## JOB
Copy each line below that includes "name".

## Figure data in JSON
::::
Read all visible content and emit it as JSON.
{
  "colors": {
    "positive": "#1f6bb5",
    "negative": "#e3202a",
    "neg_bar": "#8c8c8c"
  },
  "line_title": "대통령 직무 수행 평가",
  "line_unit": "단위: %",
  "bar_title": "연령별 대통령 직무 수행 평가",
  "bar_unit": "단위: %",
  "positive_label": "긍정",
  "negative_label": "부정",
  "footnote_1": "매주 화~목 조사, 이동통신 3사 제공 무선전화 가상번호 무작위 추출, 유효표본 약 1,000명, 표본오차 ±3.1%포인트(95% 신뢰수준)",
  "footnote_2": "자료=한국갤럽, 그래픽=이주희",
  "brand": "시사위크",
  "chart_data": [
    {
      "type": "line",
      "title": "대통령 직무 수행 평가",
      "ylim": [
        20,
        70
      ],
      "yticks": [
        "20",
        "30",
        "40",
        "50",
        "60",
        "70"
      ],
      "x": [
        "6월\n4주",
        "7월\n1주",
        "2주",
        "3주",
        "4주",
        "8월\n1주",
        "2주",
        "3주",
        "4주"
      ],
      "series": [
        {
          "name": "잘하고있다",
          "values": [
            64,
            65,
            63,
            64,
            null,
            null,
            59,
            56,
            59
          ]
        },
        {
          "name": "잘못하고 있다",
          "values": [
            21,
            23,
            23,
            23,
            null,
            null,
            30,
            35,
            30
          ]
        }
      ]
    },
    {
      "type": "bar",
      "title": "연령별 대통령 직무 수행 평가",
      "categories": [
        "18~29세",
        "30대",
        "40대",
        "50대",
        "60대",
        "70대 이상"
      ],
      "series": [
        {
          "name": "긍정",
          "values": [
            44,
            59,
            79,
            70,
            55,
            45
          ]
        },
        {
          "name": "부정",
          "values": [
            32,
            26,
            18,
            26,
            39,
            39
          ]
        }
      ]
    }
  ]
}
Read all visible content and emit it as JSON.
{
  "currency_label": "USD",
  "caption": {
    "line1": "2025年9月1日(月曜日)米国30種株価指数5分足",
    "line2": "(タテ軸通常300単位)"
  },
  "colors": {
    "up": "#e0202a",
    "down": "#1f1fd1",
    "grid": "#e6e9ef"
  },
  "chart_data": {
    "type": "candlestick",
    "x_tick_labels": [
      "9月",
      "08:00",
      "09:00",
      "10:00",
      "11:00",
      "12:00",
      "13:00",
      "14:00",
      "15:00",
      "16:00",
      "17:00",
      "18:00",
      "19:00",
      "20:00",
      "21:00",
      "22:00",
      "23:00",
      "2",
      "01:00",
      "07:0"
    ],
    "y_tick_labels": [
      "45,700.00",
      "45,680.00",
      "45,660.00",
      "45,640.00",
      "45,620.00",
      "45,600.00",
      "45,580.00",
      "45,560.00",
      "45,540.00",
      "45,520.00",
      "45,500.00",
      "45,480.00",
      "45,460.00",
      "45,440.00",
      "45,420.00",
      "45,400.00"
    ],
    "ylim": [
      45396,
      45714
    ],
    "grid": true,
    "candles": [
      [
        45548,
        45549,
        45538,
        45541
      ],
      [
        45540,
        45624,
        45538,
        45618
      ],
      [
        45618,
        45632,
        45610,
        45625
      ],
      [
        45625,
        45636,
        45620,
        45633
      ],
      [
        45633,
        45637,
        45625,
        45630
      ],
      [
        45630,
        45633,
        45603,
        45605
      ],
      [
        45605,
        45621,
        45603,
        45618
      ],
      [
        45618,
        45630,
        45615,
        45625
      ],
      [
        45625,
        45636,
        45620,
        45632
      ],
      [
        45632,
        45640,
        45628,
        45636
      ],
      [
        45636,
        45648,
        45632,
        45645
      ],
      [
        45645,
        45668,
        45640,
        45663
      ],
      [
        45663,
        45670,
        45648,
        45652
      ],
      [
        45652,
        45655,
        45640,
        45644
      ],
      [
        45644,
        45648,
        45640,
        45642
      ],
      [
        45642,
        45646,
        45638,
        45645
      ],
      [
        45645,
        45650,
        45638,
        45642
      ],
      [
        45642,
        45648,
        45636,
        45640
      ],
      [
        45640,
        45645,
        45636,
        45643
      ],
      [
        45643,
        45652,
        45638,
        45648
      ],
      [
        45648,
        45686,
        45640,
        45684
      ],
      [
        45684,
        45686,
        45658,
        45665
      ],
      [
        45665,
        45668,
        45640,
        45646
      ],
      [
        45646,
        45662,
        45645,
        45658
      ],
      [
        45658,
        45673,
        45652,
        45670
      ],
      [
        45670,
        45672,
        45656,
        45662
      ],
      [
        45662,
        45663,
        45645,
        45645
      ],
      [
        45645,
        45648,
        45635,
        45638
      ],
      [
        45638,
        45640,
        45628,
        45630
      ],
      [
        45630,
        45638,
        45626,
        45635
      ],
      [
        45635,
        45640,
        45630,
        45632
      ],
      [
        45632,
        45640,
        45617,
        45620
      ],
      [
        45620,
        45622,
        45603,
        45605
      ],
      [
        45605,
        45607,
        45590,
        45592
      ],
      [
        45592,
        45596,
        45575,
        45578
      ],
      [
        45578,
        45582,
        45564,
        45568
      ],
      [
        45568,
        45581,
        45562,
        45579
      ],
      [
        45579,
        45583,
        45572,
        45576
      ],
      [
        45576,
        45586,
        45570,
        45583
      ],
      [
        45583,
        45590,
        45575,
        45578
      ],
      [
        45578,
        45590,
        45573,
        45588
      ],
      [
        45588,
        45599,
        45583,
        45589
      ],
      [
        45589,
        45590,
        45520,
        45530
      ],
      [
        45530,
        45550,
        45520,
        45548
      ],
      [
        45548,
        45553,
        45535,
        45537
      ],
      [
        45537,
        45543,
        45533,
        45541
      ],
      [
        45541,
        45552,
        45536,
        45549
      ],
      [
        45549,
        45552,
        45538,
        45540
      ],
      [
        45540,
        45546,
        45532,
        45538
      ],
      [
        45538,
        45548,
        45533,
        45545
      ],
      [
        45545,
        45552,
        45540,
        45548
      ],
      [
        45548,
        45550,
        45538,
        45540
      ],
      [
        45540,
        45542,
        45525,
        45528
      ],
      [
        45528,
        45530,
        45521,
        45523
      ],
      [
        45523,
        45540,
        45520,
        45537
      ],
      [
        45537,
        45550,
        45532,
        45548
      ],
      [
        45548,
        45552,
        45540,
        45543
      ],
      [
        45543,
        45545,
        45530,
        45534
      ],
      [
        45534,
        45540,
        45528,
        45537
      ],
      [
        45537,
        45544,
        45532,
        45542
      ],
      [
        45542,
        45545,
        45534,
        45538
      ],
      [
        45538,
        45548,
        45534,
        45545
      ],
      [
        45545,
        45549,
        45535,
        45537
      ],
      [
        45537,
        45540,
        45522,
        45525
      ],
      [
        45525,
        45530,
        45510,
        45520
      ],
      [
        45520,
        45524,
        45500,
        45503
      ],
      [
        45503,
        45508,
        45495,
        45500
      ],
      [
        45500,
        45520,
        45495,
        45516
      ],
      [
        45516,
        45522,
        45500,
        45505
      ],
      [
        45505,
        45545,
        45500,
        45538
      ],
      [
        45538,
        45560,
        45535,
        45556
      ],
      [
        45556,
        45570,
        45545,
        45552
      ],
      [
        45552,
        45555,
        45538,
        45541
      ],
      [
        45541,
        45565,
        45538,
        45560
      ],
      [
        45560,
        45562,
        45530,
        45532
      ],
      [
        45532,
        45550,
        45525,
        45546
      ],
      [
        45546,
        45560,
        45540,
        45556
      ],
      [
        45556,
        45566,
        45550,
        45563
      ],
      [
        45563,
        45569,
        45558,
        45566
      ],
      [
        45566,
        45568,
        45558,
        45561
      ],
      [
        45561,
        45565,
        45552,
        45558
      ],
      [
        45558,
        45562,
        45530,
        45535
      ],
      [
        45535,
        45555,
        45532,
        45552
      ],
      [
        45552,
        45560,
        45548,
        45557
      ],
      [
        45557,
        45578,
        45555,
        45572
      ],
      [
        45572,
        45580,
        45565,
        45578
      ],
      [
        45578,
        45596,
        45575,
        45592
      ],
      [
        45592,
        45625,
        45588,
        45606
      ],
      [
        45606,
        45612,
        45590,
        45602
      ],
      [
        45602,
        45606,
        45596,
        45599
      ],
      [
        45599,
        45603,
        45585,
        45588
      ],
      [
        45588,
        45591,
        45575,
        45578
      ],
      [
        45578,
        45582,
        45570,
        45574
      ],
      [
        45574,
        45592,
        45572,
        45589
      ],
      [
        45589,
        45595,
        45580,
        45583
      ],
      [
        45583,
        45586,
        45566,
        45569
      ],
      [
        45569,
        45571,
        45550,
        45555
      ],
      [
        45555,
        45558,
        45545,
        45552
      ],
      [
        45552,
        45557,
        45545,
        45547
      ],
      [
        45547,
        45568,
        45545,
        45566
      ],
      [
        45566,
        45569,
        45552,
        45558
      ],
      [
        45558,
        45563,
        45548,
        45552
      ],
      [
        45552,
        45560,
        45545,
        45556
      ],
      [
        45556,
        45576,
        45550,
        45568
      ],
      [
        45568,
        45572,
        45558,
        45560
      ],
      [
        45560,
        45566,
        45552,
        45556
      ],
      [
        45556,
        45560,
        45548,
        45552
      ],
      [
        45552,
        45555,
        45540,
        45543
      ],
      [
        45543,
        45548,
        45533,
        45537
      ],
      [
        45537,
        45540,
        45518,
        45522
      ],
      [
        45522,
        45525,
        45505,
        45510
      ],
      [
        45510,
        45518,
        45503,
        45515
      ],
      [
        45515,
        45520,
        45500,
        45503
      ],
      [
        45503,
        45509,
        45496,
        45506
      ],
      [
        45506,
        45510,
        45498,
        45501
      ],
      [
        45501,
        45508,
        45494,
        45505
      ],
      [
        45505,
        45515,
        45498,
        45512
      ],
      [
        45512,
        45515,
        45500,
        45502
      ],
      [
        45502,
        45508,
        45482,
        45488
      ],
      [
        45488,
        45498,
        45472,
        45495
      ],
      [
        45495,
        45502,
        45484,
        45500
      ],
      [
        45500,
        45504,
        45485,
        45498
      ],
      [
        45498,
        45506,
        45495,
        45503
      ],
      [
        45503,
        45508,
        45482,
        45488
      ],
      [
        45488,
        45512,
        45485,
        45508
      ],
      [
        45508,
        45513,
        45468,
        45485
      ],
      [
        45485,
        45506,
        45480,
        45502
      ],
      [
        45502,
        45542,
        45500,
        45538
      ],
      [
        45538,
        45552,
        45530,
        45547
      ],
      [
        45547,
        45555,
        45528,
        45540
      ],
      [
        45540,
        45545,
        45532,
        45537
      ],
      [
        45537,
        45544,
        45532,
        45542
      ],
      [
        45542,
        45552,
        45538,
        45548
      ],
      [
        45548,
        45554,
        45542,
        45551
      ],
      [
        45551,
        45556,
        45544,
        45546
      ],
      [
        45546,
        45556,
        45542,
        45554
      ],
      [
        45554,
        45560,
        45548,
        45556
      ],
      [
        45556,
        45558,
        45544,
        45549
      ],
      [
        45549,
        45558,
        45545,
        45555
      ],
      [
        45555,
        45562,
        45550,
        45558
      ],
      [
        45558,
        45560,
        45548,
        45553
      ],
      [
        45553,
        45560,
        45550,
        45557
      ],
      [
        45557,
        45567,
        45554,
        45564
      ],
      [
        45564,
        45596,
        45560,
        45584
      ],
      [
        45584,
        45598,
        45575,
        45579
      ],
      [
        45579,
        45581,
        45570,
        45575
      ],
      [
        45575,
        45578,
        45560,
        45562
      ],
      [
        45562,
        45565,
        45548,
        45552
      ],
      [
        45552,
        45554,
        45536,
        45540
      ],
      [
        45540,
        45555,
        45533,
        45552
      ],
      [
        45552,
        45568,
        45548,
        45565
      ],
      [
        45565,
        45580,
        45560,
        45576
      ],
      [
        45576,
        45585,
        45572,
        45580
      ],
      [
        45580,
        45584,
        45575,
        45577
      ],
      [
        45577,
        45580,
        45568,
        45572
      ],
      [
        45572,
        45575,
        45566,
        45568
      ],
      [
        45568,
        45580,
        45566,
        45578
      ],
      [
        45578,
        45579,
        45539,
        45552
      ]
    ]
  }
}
::::
## ANSWER TO THIS EXERCISE
          "name": "잘하고있다",
          "name": "잘못하고 있다",
          "name": "긍정",
          "name": "부정",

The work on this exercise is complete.